> [WRITTEN INSTRUCTION]: Exactly reproduce each entry, leaving out nothing.

> [MATERIAL]:
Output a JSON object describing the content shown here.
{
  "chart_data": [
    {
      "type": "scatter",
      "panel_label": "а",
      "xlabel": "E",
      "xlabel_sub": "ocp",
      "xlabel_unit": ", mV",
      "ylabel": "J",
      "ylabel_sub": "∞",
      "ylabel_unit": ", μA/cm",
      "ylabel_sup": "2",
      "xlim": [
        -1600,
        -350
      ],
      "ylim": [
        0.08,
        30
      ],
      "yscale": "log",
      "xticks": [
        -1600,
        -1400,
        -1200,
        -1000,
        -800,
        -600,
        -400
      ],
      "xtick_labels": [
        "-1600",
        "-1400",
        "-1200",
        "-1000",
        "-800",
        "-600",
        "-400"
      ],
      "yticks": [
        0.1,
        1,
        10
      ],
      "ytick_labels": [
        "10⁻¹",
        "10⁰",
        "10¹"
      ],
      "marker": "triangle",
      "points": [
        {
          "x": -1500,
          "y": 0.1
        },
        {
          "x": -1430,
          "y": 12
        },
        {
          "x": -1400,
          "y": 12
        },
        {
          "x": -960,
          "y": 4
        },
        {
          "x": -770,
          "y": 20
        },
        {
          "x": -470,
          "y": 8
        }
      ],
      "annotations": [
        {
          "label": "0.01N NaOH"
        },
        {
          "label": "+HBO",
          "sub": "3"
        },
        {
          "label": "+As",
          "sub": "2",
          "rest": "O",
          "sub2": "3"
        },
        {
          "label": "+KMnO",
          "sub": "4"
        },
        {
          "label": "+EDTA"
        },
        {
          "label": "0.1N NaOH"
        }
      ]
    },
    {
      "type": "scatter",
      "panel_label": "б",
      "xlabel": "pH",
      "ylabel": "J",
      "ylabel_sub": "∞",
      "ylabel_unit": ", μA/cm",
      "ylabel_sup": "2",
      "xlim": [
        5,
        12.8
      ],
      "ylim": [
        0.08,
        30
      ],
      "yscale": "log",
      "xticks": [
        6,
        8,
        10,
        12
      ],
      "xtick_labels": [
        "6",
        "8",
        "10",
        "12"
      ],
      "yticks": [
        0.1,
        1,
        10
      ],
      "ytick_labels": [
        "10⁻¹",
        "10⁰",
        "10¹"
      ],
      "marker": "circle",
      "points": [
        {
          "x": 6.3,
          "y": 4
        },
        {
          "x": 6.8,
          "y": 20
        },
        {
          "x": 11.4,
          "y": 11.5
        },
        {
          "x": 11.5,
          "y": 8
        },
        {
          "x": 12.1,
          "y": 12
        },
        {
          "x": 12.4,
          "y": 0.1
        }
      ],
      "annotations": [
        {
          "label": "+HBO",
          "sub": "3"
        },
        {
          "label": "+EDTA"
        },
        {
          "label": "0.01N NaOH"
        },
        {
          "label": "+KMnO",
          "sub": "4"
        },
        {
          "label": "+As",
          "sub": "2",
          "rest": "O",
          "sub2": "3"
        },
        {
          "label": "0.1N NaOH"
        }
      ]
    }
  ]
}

> [RESULT]:
Output a JSON object describing the content shown here.
{
  "chart_data": [
    {
      "type": "scatter",
      "panel_label": "а",
      "xlabel": "E",
      "xlabel_sub": "ocp",
      "xlabel_unit": ", mV",
      "ylabel": "J",
      "ylabel_sub": "∞",
      "ylabel_unit": ", μA/cm",
      "ylabel_sup": "2",
      "xlim": [
        -1600,
        -350
      ],
      "ylim": [
        0.08,
        30
      ],
      "yscale": "log",
      "xticks": [
        -1600,
        -1400,
        -1200,
        -1000,
        -800,
        -600,
        -400
      ],
      "xtick_labels": [
        "-1600",
        "-1400",
        "-1200",
        "-1000",
        "-800",
        "-600",
        "-400"
      ],
      "yticks": [
        0.1,
        1,
        10
      ],
      "ytick_labels": [
        "10⁻¹",
        "10⁰",
        "10¹"
      ],
      "marker": "triangle",
      "points": [
        {
          "x": -1500,
          "y": 0.1
        },
        {
          "x": -1430,
          "y": 12
        },
        {
          "x": -1400,
          "y": 12
        },
        {
          "x": -960,
          "y": 4
        },
        {
          "x": -770,
          "y": 20
        },
        {
          "x": -470,
          "y": 8
        }
      ],
      "annotations": [
        {
          "label": "0.01N NaOH"
        },
        {
          "label": "+HBO",
          "sub": "3"
        },
        {
          "label": "+As",
          "sub": "2",
          "rest": "O",
          "sub2": "3"
        },
        {
          "label": "+KMnO",
          "sub": "4"
        },
        {
          "label": "+EDTA"
        },
        {
          "label": "0.1N NaOH"
        }
      ]
    },
    {
      "type": "scatter",
      "panel_label": "б",
      "xlabel": "pH",
      "ylabel": "J",
      "ylabel_sub": "∞",
      "ylabel_unit": ", μA/cm",
      "ylabel_sup": "2",
      "xlim": [
        5,
        12.8
      ],
      "ylim": [
        0.08,
        30
      ],
      "yscale": "log",
      "xticks": [
        6,
        8,
        10,
        12
      ],
      "xtick_labels": [
        "6",
        "8",
        "10",
        "12"
      ],
      "yticks": [
        0.1,
        1,
        10
      ],
      "ytick_labels": [
        "10⁻¹",
        "10⁰",
        "10¹"
      ],
      "marker": "circle",
      "points": [
        {
          "x": 6.3,
          "y": 4
        },
        {
          "x": 6.8,
          "y": 20
        },
        {
          "x": 11.4,
          "y": 11.5
        },
        {
          "x": 11.5,
          "y": 8
        },
        {
          "x": 12.1,
          "y": 12
        },
        {
          "x": 12.4,
          "y": 0.1
        }
      ],
      "annotations": [
        {
          "label": "+HBO",
          "sub": "3"
        },
        {
          "label": "+EDTA"
        },
        {
          "label": "0.01N NaOH"
        },
        {
          "label": "+KMnO",
          "sub": "4"
        },
        {
          "label": "+As",
          "sub": "2",
          "rest": "O",
          "sub2": "3"
        },
        {
          "label": "0.1N NaOH"
        }
      ]
    }
  ]
}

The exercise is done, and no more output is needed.